Objective:
Return each entry exactly, with none missing.

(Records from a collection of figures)
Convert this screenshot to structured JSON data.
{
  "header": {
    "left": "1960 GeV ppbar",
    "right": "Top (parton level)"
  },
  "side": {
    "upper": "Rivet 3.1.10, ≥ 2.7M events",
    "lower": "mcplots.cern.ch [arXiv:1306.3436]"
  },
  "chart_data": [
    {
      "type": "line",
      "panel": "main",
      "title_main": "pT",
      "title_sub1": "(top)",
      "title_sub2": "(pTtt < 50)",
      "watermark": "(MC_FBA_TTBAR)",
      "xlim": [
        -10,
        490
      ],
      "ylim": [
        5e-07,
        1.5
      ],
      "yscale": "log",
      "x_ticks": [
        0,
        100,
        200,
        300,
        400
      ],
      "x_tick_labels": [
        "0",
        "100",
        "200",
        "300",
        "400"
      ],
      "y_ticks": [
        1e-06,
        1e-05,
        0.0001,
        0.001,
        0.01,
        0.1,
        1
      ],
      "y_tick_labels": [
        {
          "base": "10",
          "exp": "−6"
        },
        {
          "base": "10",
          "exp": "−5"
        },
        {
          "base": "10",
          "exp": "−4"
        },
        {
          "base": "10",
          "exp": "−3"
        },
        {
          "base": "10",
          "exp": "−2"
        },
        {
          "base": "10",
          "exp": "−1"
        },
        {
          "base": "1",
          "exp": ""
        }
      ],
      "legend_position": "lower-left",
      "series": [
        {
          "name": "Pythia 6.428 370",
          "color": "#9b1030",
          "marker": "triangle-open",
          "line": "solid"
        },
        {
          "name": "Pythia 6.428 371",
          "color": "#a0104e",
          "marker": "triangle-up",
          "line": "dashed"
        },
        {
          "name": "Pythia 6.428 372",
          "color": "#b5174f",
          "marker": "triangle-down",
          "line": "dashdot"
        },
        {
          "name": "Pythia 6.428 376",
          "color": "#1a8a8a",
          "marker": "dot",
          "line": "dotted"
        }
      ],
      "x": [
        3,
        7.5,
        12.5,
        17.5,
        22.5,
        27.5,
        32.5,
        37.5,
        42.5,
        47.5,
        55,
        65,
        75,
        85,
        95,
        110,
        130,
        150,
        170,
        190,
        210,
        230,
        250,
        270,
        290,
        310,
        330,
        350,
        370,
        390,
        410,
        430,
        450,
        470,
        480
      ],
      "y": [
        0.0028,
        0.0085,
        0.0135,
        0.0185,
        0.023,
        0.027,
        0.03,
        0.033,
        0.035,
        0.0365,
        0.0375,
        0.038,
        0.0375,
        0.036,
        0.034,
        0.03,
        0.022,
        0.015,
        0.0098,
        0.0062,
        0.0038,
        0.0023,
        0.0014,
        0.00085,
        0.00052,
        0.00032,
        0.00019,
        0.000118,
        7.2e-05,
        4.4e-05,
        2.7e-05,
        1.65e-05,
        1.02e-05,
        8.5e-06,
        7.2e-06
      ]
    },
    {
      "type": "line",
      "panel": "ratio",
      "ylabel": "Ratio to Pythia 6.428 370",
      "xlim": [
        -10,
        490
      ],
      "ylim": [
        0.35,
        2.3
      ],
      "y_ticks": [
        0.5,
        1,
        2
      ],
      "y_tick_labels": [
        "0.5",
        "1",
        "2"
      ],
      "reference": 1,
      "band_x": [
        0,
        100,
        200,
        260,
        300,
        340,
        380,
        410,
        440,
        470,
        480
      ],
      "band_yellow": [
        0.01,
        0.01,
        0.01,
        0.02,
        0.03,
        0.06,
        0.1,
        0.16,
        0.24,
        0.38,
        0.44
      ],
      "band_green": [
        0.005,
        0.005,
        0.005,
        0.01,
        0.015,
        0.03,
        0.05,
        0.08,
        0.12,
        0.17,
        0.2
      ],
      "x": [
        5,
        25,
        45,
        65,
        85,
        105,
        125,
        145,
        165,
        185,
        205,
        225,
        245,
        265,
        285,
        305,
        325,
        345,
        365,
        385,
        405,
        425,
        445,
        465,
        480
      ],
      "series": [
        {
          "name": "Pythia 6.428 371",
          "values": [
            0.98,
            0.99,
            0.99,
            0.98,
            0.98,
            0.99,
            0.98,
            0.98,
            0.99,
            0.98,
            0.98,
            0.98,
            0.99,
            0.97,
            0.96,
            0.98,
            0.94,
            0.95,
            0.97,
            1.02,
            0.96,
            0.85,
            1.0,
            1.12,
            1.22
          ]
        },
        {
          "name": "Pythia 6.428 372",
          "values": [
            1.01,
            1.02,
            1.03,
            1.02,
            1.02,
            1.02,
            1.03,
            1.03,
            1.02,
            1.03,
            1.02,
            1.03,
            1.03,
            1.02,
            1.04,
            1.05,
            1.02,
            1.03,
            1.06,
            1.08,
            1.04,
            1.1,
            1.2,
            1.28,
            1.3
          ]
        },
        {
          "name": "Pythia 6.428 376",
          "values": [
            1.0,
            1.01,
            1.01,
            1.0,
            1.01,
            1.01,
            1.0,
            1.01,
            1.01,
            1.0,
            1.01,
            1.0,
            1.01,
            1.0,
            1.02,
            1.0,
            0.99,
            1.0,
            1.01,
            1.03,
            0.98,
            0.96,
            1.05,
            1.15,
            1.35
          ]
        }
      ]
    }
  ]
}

Response to the exercise:
Convert this screenshot to structured JSON data.
{
  "header": {
    "left": "1960 GeV ppbar",
    "right": "Top (parton level)"
  },
  "side": {
    "upper": "Rivet 3.1.10, ≥ 2.7M events",
    "lower": "mcplots.cern.ch [arXiv:1306.3436]"
  },
  "chart_data": [
    {
      "type": "line",
      "panel": "main",
      "title_main": "pT",
      "title_sub1": "(top)",
      "title_sub2": "(pTtt < 50)",
      "watermark": "(MC_FBA_TTBAR)",
      "xlim": [
        -10,
        490
      ],
      "ylim": [
        5e-07,
        1.5
      ],
      "yscale": "log",
      "x_ticks": [
        0,
        100,
        200,
        300,
        400
      ],
      "x_tick_labels": [
        "0",
        "100",
        "200",
        "300",
        "400"
      ],
      "y_ticks": [
        1e-06,
        1e-05,
        0.0001,
        0.001,
        0.01,
        0.1,
        1
      ],
      "y_tick_labels": [
        {
          "base": "10",
          "exp": "−6"
        },
        {
          "base": "10",
          "exp": "−5"
        },
        {
          "base": "10",
          "exp": "−4"
        },
        {
          "base": "10",
          "exp": "−3"
        },
        {
          "base": "10",
          "exp": "−2"
        },
        {
          "base": "10",
          "exp": "−1"
        },
        {
          "base": "1",
          "exp": ""
        }
      ],
      "legend_position": "lower-left",
      "series": [
        {
          "name": "Pythia 6.428 370",
          "color": "#9b1030",
          "marker": "triangle-open",
          "line": "solid"
        },
        {
          "name": "Pythia 6.428 371",
          "color": "#a0104e",
          "marker": "triangle-up",
          "line": "dashed"
        },
        {
          "name": "Pythia 6.428 372",
          "color": "#b5174f",
          "marker": "triangle-down",
          "line": "dashdot"
        },
        {
          "name": "Pythia 6.428 376",
          "color": "#1a8a8a",
          "marker": "dot",
          "line": "dotted"
        }
      ],
      "x": [
        3,
        7.5,
        12.5,
        17.5,
        22.5,
        27.5,
        32.5,
        37.5,
        42.5,
        47.5,
        55,
        65,
        75,
        85,
        95,
        110,
        130,
        150,
        170,
        190,
        210,
        230,
        250,
        270,
        290,
        310,
        330,
        350,
        370,
        390,
        410,
        430,
        450,
        470,
        480
      ],
      "y": [
        0.0028,
        0.0085,
        0.0135,
        0.0185,
        0.023,
        0.027,
        0.03,
        0.033,
        0.035,
        0.0365,
        0.0375,
        0.038,
        0.0375,
        0.036,
        0.034,
        0.03,
        0.022,
        0.015,
        0.0098,
        0.0062,
        0.0038,
        0.0023,
        0.0014,
        0.00085,
        0.00052,
        0.00032,
        0.00019,
        0.000118,
        7.2e-05,
        4.4e-05,
        2.7e-05,
        1.65e-05,
        1.02e-05,
        8.5e-06,
        7.2e-06
      ]
    },
    {
      "type": "line",
      "panel": "ratio",
      "ylabel": "Ratio to Pythia 6.428 370",
      "xlim": [
        -10,
        490
      ],
      "ylim": [
        0.35,
        2.3
      ],
      "y_ticks": [
        0.5,
        1,
        2
      ],
      "y_tick_labels": [
        "0.5",
        "1",
        "2"
      ],
      "reference": 1,
      "band_x": [
        0,
        100,
        200,
        260,
        300,
        340,
        380,
        410,
        440,
        470,
        480
      ],
      "band_yellow": [
        0.01,
        0.01,
        0.01,
        0.02,
        0.03,
        0.06,
        0.1,
        0.16,
        0.24,
        0.38,
        0.44
      ],
      "band_green": [
        0.005,
        0.005,
        0.005,
        0.01,
        0.015,
        0.03,
        0.05,
        0.08,
        0.12,
        0.17,
        0.2
      ],
      "x": [
        5,
        25,
        45,
        65,
        85,
        105,
        125,
        145,
        165,
        185,
        205,
        225,
        245,
        265,
        285,
        305,
        325,
        345,
        365,
        385,
        405,
        425,
        445,
        465,
        480
      ],
      "series": [
        {
          "name": "Pythia 6.428 371",
          "values": [
            0.98,
            0.99,
            0.99,
            0.98,
            0.98,
            0.99,
            0.98,
            0.98,
            0.99,
            0.98,
            0.98,
            0.98,
            0.99,
            0.97,
            0.96,
            0.98,
            0.94,
            0.95,
            0.97,
            1.02,
            0.96,
            0.85,
            1.0,
            1.12,
            1.22
          ]
        },
        {
          "name": "Pythia 6.428 372",
          "values": [
            1.01,
            1.02,
            1.03,
            1.02,
            1.02,
            1.02,
            1.03,
            1.03,
            1.02,
            1.03,
            1.02,
            1.03,
            1.03,
            1.02,
            1.04,
            1.05,
            1.02,
            1.03,
            1.06,
            1.08,
            1.04,
            1.1,
            1.2,
            1.28,
            1.3
          ]
        },
        {
          "name": "Pythia 6.428 376",
          "values": [
            1.0,
            1.01,
            1.01,
            1.0,
            1.01,
            1.01,
            1.0,
            1.01,
            1.01,
            1.0,
            1.01,
            1.0,
            1.01,
            1.0,
            1.02,
            1.0,
            0.99,
            1.0,
            1.01,
            1.03,
            0.98,
            0.96,
            1.05,
            1.15,
            1.35
          ]
        }
      ]
    }
  ]
}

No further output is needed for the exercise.